Prompt
Extract all lines from the data beneath that include the word "ресурсов".

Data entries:
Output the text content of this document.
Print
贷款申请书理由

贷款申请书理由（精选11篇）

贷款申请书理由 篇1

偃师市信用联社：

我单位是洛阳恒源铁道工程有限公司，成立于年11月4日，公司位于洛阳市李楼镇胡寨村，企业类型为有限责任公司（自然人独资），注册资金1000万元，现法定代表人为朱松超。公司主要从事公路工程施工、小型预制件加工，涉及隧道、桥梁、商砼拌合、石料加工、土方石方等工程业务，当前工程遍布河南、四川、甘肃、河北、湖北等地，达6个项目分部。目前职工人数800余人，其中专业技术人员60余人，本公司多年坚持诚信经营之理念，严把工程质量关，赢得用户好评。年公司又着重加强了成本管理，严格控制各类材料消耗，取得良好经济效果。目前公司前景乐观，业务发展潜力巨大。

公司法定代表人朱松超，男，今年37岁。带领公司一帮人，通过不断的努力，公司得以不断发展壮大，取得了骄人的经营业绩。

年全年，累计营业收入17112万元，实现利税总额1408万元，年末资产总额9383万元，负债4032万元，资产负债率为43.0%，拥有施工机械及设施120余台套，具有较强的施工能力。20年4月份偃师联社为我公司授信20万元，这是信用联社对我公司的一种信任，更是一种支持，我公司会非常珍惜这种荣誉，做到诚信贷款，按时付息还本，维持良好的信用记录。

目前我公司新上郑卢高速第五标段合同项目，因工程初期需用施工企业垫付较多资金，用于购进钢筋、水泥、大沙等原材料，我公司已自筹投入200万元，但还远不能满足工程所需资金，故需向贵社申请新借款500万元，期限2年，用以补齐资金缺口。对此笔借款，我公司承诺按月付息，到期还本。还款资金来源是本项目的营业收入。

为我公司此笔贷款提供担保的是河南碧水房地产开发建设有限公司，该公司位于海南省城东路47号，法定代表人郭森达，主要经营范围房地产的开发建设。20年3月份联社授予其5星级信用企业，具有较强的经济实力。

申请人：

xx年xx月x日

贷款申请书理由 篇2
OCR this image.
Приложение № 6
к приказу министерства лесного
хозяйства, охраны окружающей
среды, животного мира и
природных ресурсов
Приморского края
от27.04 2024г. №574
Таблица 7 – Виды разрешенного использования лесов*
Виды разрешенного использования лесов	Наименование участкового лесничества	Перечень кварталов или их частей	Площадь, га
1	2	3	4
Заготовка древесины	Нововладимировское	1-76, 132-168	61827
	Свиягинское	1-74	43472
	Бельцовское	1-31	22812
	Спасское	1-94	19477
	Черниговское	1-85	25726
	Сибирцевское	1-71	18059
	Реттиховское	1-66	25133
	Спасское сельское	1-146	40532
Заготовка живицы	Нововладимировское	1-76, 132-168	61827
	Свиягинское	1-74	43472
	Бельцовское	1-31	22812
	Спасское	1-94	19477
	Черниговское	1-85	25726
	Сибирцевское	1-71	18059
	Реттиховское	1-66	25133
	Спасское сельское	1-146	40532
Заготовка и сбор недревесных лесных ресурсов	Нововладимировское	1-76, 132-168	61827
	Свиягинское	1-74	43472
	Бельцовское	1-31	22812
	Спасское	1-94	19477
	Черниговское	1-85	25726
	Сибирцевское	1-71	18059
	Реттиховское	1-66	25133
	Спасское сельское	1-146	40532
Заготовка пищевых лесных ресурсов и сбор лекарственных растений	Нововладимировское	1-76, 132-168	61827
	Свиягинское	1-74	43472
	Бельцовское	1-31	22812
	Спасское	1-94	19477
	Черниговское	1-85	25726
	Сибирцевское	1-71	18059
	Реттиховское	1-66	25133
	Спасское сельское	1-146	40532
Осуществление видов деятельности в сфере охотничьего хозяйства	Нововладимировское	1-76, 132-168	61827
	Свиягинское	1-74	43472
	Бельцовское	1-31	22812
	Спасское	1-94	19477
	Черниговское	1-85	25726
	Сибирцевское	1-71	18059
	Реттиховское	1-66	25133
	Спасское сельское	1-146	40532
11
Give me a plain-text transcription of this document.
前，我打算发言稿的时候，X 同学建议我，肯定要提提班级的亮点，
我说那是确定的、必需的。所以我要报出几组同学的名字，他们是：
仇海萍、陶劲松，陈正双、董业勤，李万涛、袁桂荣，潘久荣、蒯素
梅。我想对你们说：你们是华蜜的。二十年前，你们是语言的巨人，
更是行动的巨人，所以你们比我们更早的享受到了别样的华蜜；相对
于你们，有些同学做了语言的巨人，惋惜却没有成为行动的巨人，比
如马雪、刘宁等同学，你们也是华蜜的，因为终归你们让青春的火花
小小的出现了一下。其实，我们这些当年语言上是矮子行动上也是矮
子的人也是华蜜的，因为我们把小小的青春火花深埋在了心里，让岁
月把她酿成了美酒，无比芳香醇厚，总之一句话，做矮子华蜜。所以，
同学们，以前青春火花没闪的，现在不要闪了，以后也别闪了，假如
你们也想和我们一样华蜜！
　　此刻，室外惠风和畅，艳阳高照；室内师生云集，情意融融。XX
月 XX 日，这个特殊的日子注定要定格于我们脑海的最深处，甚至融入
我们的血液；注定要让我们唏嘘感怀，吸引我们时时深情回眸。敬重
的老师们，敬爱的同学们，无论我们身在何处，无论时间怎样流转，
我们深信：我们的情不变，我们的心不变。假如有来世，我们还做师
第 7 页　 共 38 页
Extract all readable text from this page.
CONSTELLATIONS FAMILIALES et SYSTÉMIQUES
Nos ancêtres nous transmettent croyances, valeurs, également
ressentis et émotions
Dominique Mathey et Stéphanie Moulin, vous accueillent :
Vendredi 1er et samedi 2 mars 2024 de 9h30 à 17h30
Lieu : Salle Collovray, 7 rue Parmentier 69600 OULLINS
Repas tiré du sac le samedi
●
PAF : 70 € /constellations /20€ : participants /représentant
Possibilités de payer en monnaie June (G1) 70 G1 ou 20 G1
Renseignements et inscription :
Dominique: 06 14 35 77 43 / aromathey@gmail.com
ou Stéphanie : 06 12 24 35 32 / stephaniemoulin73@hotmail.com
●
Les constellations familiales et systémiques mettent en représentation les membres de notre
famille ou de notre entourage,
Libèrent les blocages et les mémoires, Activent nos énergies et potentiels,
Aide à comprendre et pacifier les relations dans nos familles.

Exercise response
природных ресурсов
Заготовка и сбор недревесных лесных ресурсов	Нововладимировское	1-76, 132-168	61827
Заготовка пищевых лесных ресурсов и сбор лекарственных растений	Нововладимировское	1-76, 132-168	61827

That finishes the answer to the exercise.